Görev 1:
Lütfen verilen metinde "DİYANET VAKFI" ifadesinden "de koruyucun vardır." ifadesine kadar uzanan bölümü aynen yazın.
Görev 2:
Verilen metindeki Diyanet Vakfı mealine göre, sana gelen ilimden sonra onların arzularına uyarsan Allah tarafından senin neyin bulunmaz?

#### Verilen Metin ####

KELİME ANLAMLARI
Arapça Okunuş Türkçe Okunuş Kelime Meali Kökü
وَكَذَٰلِكَ ve keƶālike ve işte  
أَنْزَلْنَاهُ enzelnāhu biz onu indirdik ن ز ل
حُكْمًا Hukmen bir hüküm olarak ح ك م
عَرَبِيًّا ǎrabiyyen arapça ع ر ب
وَلَئِنِ veleini ve eğer  
اتَّبَعْتَ ttebeǎ’te uyarsan ت ب ع
أَهْوَاءَهُمْ ehvāehum onların keyiflerine ه و ي
بَعْدَمَا beǎ’demā sonra ب ع د
جَاءَكَ cāeke sana gelen ج ي ا
مِنَ mine -den  
الْعِلْمِ l-ǐlmi ilim- ع ل م
مَا artık yoktur  
لَكَ leke senin için  
مِنَ mine  
اللَّهِ llahi Allah’tan  
مِنْ min hiçbir  
وَلِيٍّ veliyyin dost و ل ي
وَلَا ve lā ne de  
وَاقٍ vāḳin bir koruyucu و ق ي
TÜRKÇE OKUNUŞ
37. vekeẕâlike enzelnâhü ḥukmen `arabiyyâ. veleini-tteba`te ehvâehüm ba`de mâ câeke mine-l`ilmi mâ leke mine-llâhi miv veliyyiv velâ vâḳ.
DİYANET VAKFI
37. Ve böylece biz onu Arapça bir hüküm (hikmetli bir söz) olarak indirdik. Eğer sana gelen bu ilimden sonra, onların arzularına uyarsan, (işte o zaman) Allah tarafından senin ne bir dostun ne de koruyucun vardır.

#### Verilen Bilgiler ####

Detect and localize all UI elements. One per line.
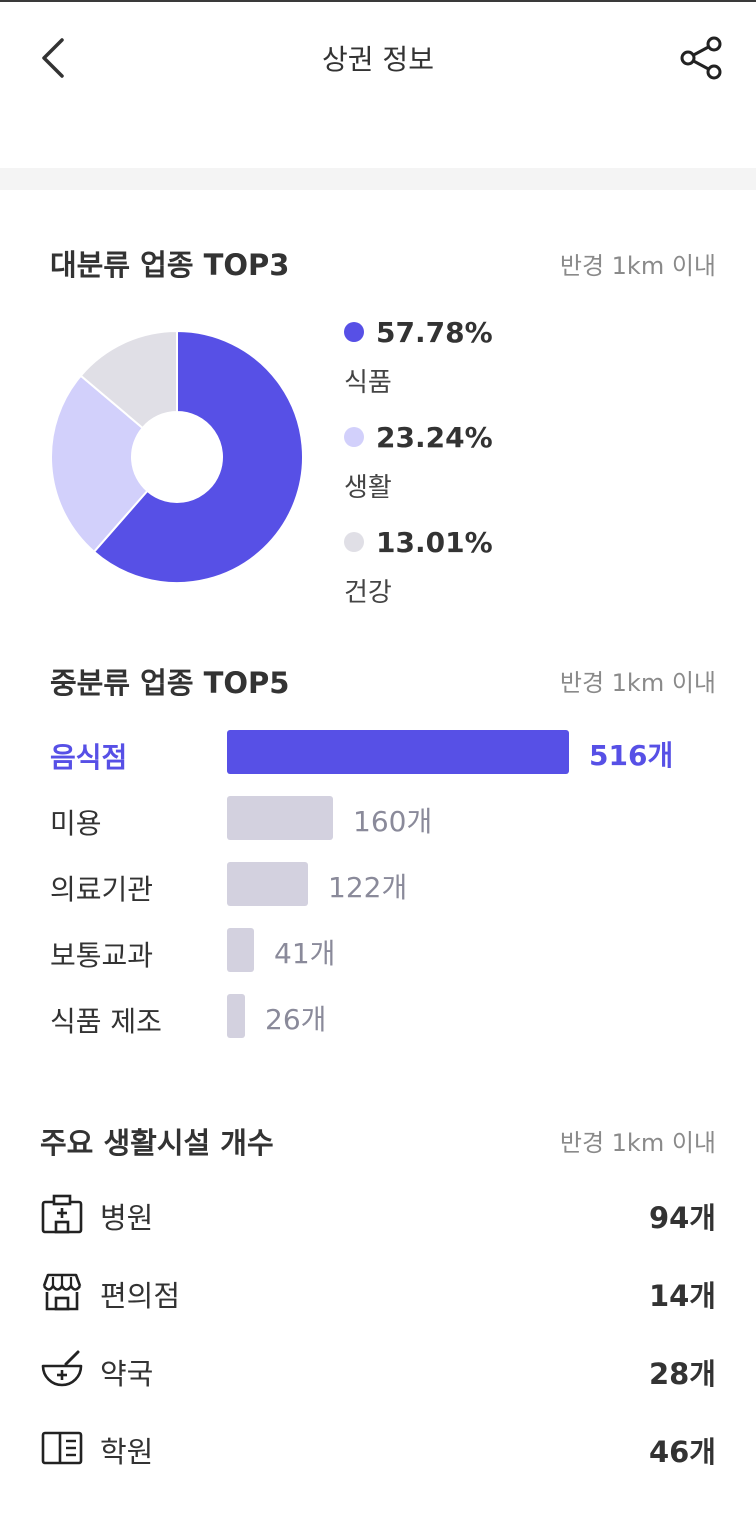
top5-title: 중분류 업종 TOP5	[50, 666, 290, 700]
facility-count: 14개	[648, 1279, 716, 1313]
top5-radius: 반경 1km 이내	[559, 669, 716, 697]
bar-category-label: 음식점	[50, 741, 128, 774]
bar-row: 식품 제조 26개	[0, 994, 756, 1040]
facility-name: 편의점	[100, 1279, 181, 1313]
legend-percent: 13.01%	[376, 526, 493, 559]
bar-value-label: 122개	[328, 871, 408, 904]
top3-title: 대분류 업종 TOP3	[50, 248, 290, 282]
bar	[227, 796, 333, 840]
book-icon	[41, 1431, 83, 1465]
legend-dot	[344, 427, 364, 447]
store-icon	[42, 1273, 82, 1311]
bar-row: 미용 160개	[0, 796, 756, 842]
bar-value-label: 26개	[265, 1003, 327, 1036]
facilities-radius: 반경 1km 이내	[559, 1129, 716, 1157]
facility-row-pharmacy: 약국 28개	[40, 1346, 716, 1392]
app-header: 상권 정보	[0, 2, 756, 112]
legend-label: 생활	[344, 473, 392, 503]
bar-category-label: 미용	[50, 807, 102, 840]
legend-label: 식품	[344, 368, 392, 398]
bar	[227, 994, 245, 1038]
share-icon	[680, 36, 722, 80]
legend-percent: 57.78%	[376, 316, 493, 349]
bar-value-label: 516개	[589, 739, 674, 772]
top3-donut-chart	[50, 329, 304, 584]
bar-row: 의료기관 122개	[0, 862, 756, 908]
chevron-left-icon	[42, 38, 64, 78]
facility-row-academy: 학원 46개	[40, 1424, 716, 1470]
bar-row: 보통교과 41개	[0, 928, 756, 974]
facility-count: 94개	[648, 1201, 716, 1235]
page-title: 상권 정보	[322, 43, 434, 76]
section-divider	[0, 168, 756, 190]
legend-dot	[344, 532, 364, 552]
legend-percent: 23.24%	[376, 421, 493, 454]
facility-row-store: 편의점 14개	[40, 1268, 716, 1314]
top3-radius: 반경 1km 이내	[559, 252, 716, 280]
back-button[interactable]	[30, 30, 80, 86]
bar-category-label: 보통교과	[50, 939, 154, 972]
bar-category-label: 식품 제조	[50, 1005, 162, 1038]
bar	[227, 730, 569, 774]
facility-name: 병원	[100, 1201, 154, 1235]
top-border	[0, 0, 756, 2]
bar-value-label: 41개	[274, 937, 336, 970]
bar-row: 음식점 516개	[0, 730, 756, 776]
facility-count: 46개	[648, 1435, 716, 1469]
share-button[interactable]	[672, 30, 732, 86]
donut-slice-식품	[92, 329, 304, 584]
facility-name: 약국	[100, 1357, 154, 1391]
donut-slice-생활	[50, 374, 149, 554]
facility-count: 28개	[648, 1357, 716, 1391]
facilities-title: 주요 생활시설 개수	[40, 1126, 274, 1160]
legend-dot	[344, 322, 364, 342]
hospital-icon	[41, 1194, 83, 1234]
bar	[227, 862, 308, 906]
legend-label: 건강	[344, 578, 392, 608]
pharmacy-icon	[41, 1350, 83, 1387]
bar	[227, 928, 254, 972]
bar-value-label: 160개	[353, 805, 433, 838]
bar-category-label: 의료기관	[50, 873, 154, 906]
facility-name: 학원	[100, 1435, 154, 1469]
facility-row-hospital: 병원 94개	[40, 1190, 716, 1236]
donut-slice-건강	[79, 329, 178, 430]
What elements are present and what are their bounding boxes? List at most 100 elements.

####

Tam Cevap 1:
DİYANET VAKFI
37. Ve böylece biz onu Arapça bir hüküm (hikmetli bir söz) olarak indirdik. Eğer sana gelen bu ilimden sonra, onların arzularına uyarsan, (işte o zaman) Allah tarafından senin ne bir dostun ne de koruyucun vardır.

Tam Cevap 2:
Ne bir dostun ne de koruyucun vardır.